#### THE INPUT ####

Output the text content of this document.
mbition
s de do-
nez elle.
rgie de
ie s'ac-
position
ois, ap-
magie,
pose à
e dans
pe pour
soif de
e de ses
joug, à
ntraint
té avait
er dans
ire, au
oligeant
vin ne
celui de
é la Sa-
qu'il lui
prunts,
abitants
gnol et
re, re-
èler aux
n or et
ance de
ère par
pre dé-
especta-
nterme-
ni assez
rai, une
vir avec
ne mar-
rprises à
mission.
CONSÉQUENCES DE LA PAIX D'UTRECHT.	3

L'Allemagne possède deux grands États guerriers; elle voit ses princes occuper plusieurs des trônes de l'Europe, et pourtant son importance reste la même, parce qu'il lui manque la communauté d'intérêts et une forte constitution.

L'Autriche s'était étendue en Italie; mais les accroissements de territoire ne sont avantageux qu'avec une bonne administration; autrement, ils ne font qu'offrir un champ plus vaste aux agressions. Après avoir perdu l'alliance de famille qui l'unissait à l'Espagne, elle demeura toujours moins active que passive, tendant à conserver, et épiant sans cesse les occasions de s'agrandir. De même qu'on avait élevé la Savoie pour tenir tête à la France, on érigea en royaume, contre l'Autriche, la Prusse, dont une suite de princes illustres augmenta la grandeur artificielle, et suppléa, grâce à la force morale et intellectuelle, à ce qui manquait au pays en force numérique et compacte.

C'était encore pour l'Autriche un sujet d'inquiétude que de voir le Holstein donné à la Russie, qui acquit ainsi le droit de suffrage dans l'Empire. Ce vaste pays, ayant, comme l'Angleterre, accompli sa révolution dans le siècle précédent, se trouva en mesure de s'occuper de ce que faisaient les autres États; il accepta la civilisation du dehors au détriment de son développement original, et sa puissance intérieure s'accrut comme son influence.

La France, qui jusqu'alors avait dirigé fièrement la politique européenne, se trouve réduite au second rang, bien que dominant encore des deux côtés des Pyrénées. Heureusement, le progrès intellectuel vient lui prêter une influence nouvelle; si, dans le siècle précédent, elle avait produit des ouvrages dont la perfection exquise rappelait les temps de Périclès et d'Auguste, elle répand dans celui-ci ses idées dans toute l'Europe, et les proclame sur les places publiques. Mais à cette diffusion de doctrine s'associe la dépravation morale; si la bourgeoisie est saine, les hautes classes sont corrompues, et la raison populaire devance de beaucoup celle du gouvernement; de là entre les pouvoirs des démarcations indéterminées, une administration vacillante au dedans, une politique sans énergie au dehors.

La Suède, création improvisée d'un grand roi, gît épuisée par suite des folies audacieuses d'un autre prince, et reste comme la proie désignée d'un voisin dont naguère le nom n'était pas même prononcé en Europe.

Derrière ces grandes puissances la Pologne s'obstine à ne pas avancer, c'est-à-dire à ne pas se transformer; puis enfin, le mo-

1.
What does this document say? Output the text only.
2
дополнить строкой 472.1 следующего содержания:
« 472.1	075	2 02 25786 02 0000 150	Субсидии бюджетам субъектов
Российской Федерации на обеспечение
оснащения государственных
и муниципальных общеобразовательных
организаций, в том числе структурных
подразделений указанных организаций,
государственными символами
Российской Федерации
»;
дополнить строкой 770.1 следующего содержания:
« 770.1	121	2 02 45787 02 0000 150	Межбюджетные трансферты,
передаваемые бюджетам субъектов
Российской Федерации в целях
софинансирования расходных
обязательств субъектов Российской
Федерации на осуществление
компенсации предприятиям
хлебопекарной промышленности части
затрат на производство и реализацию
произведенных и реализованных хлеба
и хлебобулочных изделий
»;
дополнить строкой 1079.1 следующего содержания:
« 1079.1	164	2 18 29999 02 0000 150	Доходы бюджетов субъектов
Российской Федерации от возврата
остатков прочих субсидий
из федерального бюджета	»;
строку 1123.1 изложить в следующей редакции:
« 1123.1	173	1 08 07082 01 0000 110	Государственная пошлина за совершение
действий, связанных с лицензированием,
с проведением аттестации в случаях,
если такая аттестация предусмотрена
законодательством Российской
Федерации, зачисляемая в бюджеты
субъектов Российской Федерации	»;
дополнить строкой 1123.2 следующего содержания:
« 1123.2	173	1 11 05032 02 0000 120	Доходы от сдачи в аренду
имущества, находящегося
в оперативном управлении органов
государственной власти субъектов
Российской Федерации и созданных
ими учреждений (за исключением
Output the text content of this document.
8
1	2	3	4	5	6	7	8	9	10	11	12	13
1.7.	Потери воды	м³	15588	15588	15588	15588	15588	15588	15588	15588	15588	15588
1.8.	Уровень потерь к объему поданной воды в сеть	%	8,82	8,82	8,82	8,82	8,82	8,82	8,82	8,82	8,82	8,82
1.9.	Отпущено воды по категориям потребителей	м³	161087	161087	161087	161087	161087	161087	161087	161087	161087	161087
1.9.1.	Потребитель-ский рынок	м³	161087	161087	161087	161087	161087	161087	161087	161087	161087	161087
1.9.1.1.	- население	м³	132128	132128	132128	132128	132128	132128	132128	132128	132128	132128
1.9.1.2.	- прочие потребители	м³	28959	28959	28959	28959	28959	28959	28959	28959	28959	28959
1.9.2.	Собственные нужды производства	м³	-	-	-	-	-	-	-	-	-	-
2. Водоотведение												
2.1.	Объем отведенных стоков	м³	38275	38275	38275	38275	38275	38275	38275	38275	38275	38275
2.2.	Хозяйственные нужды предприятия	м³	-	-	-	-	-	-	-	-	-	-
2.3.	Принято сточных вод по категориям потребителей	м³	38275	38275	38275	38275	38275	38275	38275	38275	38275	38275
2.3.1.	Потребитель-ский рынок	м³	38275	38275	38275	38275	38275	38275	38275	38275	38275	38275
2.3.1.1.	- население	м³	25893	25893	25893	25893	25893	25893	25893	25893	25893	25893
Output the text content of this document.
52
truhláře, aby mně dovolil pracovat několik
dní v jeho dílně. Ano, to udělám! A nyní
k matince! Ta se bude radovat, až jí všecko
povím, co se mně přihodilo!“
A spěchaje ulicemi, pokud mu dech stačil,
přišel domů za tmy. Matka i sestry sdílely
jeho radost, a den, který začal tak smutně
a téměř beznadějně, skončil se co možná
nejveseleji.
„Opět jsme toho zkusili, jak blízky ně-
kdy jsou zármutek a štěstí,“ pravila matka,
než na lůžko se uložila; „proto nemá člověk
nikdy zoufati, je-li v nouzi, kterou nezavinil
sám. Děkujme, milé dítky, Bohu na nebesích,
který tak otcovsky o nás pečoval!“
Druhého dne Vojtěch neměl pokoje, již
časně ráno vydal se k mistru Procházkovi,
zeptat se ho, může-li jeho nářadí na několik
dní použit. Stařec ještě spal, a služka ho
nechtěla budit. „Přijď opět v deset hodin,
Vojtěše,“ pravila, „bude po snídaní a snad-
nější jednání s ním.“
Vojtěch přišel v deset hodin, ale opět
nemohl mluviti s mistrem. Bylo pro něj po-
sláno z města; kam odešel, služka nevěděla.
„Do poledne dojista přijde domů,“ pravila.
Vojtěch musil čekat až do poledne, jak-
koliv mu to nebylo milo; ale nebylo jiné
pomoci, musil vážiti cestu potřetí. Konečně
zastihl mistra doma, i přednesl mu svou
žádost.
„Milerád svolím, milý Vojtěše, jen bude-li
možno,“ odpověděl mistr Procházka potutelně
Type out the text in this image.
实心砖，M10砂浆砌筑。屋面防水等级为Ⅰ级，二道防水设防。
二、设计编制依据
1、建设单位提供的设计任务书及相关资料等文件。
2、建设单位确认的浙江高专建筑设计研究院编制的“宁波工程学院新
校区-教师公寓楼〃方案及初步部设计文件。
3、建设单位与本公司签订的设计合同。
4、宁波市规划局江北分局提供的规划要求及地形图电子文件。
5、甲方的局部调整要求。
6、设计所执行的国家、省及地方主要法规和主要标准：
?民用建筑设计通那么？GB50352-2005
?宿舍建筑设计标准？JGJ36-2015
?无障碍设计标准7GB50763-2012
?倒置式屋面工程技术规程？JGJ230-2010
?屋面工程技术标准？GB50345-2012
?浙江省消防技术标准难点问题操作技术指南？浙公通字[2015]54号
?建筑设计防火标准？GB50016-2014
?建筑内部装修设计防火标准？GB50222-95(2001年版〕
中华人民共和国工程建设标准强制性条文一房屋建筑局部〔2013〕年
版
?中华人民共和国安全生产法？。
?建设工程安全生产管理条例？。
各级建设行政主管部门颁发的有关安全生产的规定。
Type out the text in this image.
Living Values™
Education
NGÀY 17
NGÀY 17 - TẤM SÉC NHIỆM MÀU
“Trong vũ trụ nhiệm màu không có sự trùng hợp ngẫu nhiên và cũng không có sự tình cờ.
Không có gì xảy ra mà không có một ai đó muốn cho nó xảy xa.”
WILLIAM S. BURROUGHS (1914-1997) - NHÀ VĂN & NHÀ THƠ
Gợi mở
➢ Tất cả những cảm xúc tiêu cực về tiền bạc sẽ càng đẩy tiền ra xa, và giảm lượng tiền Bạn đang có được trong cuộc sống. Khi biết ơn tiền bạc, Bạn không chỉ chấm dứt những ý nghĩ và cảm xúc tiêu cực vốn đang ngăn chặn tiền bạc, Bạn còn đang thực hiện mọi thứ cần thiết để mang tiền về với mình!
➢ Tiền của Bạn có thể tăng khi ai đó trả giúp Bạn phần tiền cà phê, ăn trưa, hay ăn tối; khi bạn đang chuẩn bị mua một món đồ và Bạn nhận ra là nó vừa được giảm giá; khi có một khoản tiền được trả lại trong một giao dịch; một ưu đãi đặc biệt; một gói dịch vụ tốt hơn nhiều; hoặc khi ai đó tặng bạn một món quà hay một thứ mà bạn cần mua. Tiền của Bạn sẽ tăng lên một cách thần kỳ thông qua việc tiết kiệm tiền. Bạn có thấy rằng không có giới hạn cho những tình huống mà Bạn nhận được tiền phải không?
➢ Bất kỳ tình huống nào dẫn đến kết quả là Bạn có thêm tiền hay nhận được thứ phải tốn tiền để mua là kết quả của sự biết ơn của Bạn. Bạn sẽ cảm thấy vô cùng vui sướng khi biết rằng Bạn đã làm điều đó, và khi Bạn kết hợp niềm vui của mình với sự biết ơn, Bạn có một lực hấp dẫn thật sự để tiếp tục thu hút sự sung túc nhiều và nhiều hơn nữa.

####

■ TASK GOAL
Among these entries, how many lines include the string "Федерации"? Reply with the number by itself.

■ ANSWER TO THE PROBLEM
8